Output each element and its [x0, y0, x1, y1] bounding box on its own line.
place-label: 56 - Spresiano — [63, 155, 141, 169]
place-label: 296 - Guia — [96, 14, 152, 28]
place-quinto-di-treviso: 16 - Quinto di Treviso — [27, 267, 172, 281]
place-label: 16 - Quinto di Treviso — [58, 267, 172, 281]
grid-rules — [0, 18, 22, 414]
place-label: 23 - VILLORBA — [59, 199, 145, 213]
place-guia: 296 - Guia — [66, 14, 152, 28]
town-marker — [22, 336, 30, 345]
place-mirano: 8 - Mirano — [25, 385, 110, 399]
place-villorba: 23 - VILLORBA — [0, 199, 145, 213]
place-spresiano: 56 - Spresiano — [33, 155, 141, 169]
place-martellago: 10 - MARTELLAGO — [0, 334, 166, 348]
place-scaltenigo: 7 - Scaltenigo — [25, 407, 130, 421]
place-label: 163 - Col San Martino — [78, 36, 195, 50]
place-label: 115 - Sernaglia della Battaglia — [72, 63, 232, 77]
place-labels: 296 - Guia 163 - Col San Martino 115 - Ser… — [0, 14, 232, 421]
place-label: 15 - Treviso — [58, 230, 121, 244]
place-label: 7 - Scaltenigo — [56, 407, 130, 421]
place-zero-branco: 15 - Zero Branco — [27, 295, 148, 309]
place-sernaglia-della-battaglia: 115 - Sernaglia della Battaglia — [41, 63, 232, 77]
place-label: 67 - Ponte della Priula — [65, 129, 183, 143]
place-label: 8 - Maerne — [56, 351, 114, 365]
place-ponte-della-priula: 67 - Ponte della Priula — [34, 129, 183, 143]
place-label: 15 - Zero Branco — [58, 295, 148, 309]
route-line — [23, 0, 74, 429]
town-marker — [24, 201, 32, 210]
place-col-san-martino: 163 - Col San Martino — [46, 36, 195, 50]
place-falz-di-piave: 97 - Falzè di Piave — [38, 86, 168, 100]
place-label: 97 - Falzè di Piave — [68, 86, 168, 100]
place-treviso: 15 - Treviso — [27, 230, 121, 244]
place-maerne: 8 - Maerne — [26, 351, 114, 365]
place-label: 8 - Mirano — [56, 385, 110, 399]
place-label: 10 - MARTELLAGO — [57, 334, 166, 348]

════════════════

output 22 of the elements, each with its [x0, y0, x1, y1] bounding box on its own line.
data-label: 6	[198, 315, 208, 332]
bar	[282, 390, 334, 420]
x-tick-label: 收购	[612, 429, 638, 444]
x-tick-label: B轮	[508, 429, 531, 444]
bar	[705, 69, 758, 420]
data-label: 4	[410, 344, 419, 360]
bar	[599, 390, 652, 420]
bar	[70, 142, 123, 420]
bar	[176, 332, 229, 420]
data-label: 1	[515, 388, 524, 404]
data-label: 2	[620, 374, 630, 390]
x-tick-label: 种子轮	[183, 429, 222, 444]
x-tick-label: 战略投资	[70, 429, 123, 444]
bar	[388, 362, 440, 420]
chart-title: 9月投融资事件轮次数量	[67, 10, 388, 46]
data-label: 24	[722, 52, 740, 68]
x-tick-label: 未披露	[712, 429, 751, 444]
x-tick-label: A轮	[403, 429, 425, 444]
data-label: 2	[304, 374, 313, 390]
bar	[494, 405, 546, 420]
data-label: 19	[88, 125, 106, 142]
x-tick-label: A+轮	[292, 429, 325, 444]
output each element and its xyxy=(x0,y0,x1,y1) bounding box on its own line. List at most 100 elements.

════════════════

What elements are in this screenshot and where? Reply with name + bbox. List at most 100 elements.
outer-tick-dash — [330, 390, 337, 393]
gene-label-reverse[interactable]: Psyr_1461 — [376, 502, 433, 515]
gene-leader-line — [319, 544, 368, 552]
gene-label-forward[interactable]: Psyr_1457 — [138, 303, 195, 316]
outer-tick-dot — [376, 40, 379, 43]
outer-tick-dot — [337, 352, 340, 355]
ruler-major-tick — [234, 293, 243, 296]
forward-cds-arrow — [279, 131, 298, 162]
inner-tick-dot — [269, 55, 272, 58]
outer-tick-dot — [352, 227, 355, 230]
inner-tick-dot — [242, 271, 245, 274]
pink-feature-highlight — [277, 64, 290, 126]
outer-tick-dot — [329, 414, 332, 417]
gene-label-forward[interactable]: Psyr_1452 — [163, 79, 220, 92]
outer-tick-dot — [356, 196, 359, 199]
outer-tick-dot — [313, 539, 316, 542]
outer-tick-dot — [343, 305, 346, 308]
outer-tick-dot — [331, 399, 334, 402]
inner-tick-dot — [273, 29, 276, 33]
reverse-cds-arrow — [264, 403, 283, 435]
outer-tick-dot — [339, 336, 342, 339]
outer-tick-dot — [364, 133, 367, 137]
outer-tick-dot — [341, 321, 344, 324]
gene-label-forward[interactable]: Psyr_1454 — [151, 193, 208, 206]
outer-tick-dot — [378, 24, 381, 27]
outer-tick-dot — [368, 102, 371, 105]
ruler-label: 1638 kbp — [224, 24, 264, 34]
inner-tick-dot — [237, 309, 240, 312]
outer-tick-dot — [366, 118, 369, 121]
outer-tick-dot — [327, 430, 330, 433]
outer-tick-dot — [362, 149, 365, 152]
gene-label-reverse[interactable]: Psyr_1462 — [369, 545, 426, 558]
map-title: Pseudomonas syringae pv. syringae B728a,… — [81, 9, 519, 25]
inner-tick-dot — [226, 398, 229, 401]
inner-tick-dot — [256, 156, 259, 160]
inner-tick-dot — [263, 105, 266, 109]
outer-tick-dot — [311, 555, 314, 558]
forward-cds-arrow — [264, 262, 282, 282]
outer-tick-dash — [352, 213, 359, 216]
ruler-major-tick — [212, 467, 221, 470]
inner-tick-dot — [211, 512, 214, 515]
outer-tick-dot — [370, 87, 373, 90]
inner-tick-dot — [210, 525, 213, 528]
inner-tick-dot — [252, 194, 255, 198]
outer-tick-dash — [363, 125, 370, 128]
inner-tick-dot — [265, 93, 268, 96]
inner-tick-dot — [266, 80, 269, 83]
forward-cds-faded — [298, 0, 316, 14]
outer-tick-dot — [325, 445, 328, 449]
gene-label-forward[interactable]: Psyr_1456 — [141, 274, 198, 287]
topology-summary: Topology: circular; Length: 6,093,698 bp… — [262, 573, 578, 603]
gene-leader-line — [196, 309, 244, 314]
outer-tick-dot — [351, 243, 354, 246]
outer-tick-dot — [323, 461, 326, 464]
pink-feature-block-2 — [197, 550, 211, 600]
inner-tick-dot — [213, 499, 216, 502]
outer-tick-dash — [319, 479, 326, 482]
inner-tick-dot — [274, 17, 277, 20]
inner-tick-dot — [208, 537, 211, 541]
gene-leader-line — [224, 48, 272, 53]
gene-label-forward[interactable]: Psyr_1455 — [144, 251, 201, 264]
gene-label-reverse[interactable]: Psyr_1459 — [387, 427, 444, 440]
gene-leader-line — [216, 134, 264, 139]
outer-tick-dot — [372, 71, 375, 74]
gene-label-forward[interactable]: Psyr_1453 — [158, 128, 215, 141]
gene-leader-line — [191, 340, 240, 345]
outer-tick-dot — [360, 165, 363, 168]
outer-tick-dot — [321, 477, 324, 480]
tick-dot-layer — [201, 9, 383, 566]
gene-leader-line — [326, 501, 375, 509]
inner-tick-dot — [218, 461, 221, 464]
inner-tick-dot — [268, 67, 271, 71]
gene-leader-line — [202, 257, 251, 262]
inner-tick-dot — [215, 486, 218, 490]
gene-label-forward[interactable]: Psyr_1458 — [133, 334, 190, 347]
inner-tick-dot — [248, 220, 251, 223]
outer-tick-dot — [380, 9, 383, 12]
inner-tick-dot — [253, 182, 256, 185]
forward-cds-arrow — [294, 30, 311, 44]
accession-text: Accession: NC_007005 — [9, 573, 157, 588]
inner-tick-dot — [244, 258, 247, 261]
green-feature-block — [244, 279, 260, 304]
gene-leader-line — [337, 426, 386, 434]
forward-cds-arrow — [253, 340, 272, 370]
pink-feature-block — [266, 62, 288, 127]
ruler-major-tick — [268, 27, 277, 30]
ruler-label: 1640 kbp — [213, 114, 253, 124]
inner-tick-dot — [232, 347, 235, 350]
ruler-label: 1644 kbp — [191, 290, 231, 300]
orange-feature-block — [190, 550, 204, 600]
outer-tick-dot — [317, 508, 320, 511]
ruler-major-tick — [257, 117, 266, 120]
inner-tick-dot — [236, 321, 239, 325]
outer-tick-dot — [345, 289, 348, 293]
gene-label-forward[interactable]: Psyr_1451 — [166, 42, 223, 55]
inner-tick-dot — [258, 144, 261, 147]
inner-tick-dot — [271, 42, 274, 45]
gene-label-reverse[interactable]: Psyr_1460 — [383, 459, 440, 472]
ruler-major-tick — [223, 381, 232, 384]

════════════════

Goal:
Starting at the line that contains "output 22 of" and ending after the line that contains "output each element and its xyxy=(x0,y0,x1,y1)", rewrite those lines of the listing with "bounding box" changed to "box" and everything else left as it is.

Solution for this exercise:
output 22 of the elements, each with its [x0, y0, x1, y1] box on its own line.
data-label: 6	[198, 315, 208, 332]
bar	[282, 390, 334, 420]
x-tick-label: 收购	[612, 429, 638, 444]
x-tick-label: B轮	[508, 429, 531, 444]
bar	[705, 69, 758, 420]
data-label: 4	[410, 344, 419, 360]
bar	[599, 390, 652, 420]
bar	[70, 142, 123, 420]
bar	[176, 332, 229, 420]
data-label: 1	[515, 388, 524, 404]
data-label: 2	[620, 374, 630, 390]
x-tick-label: 种子轮	[183, 429, 222, 444]
x-tick-label: 战略投资	[70, 429, 123, 444]
bar	[388, 362, 440, 420]
chart-title: 9月投融资事件轮次数量	[67, 10, 388, 46]
data-label: 24	[722, 52, 740, 68]
x-tick-label: 未披露	[712, 429, 751, 444]
x-tick-label: A轮	[403, 429, 425, 444]
data-label: 2	[304, 374, 313, 390]
bar	[494, 405, 546, 420]
data-label: 19	[88, 125, 106, 142]
x-tick-label: A+轮	[292, 429, 325, 444]
output each element and its xyxy=(x0,y0,x1,y1) box on its own line. List at most 100 elements.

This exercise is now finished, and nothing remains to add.